### RECORDED DATA
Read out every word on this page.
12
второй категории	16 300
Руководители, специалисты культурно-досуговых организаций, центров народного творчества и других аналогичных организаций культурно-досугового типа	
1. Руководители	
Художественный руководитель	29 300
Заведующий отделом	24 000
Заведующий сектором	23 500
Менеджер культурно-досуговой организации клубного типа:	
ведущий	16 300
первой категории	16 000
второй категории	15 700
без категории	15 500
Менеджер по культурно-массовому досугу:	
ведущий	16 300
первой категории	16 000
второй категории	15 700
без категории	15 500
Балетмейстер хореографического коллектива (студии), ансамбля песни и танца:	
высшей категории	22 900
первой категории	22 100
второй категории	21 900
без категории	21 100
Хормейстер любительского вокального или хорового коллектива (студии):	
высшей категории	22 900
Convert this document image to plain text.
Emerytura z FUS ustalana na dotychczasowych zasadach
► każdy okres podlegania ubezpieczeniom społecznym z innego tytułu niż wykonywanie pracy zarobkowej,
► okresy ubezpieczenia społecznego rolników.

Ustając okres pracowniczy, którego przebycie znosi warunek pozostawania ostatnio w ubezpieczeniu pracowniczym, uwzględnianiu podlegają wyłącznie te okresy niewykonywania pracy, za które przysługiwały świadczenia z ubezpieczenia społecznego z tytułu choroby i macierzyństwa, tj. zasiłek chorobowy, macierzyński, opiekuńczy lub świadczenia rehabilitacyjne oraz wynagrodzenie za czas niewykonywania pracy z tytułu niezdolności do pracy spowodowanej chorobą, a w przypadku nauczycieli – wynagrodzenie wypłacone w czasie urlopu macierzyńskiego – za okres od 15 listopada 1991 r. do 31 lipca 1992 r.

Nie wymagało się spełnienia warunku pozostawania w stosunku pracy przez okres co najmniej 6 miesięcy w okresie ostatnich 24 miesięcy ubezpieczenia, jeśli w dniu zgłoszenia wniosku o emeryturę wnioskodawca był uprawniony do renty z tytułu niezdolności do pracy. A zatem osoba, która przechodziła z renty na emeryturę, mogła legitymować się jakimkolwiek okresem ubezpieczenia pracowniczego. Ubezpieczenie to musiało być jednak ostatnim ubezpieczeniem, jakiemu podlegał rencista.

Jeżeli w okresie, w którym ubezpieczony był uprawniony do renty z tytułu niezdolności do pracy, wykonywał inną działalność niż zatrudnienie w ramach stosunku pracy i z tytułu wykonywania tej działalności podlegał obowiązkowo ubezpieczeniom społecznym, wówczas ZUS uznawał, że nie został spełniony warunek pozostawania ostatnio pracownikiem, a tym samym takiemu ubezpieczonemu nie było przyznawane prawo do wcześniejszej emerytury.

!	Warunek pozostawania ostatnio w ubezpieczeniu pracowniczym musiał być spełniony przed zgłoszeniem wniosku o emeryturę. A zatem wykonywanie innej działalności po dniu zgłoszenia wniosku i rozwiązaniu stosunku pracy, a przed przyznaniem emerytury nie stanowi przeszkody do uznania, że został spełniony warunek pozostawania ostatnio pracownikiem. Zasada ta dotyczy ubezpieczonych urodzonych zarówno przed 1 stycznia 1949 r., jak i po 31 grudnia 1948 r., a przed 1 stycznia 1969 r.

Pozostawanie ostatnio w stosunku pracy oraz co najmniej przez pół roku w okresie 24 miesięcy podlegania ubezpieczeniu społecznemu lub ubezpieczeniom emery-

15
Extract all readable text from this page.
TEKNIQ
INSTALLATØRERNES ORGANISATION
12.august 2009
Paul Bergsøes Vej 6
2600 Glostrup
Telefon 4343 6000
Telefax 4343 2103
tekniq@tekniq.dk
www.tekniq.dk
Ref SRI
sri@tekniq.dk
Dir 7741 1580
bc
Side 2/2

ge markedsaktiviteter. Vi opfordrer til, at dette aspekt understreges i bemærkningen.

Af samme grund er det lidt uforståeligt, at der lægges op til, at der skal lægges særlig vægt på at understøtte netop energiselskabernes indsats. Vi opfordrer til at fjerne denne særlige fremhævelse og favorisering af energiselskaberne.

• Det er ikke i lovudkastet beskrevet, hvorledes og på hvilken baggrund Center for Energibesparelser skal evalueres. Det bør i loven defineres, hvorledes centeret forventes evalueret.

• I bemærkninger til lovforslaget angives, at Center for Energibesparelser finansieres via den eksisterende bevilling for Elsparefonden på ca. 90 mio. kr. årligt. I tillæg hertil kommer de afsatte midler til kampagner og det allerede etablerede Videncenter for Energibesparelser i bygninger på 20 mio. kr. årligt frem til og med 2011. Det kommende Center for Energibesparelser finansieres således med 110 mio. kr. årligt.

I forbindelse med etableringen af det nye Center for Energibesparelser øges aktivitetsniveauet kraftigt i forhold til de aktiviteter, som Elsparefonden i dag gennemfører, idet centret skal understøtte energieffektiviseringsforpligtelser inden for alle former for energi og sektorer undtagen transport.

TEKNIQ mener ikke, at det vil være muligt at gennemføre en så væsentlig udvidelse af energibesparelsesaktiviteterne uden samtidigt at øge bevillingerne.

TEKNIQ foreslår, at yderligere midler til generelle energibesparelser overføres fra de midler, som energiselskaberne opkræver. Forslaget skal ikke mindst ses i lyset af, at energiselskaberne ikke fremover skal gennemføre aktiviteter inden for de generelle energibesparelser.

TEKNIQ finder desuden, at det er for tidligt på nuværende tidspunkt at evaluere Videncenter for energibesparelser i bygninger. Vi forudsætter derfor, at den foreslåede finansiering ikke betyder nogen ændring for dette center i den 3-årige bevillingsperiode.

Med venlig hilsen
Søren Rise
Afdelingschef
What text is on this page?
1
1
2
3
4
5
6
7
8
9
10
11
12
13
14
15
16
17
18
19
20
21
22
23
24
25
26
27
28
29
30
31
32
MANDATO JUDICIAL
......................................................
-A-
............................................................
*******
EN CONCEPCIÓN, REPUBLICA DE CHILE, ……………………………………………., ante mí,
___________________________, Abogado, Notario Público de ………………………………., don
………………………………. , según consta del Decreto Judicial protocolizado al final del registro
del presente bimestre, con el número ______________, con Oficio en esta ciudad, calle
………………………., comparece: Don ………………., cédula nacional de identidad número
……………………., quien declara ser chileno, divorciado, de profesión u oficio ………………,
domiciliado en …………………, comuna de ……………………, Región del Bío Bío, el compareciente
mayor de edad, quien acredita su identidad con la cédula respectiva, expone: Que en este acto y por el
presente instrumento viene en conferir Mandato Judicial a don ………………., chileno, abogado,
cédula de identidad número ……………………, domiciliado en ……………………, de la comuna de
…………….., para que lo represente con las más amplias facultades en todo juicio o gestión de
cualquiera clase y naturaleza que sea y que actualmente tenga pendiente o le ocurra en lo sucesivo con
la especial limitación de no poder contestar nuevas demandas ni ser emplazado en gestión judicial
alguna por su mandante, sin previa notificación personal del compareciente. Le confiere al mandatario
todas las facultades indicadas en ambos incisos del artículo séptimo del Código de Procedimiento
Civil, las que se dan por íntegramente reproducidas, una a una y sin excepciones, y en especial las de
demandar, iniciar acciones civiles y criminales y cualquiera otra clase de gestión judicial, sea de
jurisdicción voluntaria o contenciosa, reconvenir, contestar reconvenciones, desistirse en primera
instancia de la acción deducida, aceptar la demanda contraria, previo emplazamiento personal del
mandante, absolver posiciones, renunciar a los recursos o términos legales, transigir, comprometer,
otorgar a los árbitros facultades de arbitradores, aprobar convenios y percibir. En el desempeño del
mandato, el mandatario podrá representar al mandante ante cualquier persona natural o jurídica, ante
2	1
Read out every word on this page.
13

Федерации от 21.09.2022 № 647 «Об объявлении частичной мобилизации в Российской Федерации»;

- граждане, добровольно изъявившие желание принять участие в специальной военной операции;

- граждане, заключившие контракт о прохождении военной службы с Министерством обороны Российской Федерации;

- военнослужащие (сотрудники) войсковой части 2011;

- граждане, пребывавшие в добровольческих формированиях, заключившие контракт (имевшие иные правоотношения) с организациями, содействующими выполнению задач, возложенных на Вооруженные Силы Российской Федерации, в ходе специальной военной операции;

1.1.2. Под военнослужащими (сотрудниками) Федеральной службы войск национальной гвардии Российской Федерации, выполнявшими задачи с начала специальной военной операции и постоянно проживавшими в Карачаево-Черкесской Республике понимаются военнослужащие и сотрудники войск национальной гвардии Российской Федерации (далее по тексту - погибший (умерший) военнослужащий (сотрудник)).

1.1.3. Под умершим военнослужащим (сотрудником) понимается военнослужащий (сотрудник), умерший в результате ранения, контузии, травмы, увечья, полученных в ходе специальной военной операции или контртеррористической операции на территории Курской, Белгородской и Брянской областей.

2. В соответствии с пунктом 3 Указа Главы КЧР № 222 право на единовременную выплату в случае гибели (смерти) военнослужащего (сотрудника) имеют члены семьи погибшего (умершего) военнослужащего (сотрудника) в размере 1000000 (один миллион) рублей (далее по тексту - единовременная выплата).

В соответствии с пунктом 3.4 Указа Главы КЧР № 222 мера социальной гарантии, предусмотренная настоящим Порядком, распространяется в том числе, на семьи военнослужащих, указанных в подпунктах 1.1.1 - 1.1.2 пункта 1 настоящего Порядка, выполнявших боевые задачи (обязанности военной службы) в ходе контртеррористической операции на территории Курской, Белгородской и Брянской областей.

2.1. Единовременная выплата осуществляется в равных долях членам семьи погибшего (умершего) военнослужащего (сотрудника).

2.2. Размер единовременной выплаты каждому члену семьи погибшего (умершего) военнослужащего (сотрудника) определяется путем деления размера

### JOB
Look through the lines above and collect those with the word "Белгородской".

### CORRECT OUTPUT
1.1.3. Под умершим военнослужащим (сотрудником) понимается военнослужащий (сотрудник), умерший в результате ранения, контузии, травмы, увечья, полученных в ходе специальной военной операции или контртеррористической операции на территории Курской, Белгородской и Брянской областей.
В соответствии с пунктом 3.4 Указа Главы КЧР № 222 мера социальной гарантии, предусмотренная настоящим Порядком, распространяется в том числе, на семьи военнослужащих, указанных в подпунктах 1.1.1 - 1.1.2 пункта 1 настоящего Порядка, выполнявших боевые задачи (обязанности военной службы) в ходе контртеррористической операции на территории Курской, Белгородской и Брянской областей.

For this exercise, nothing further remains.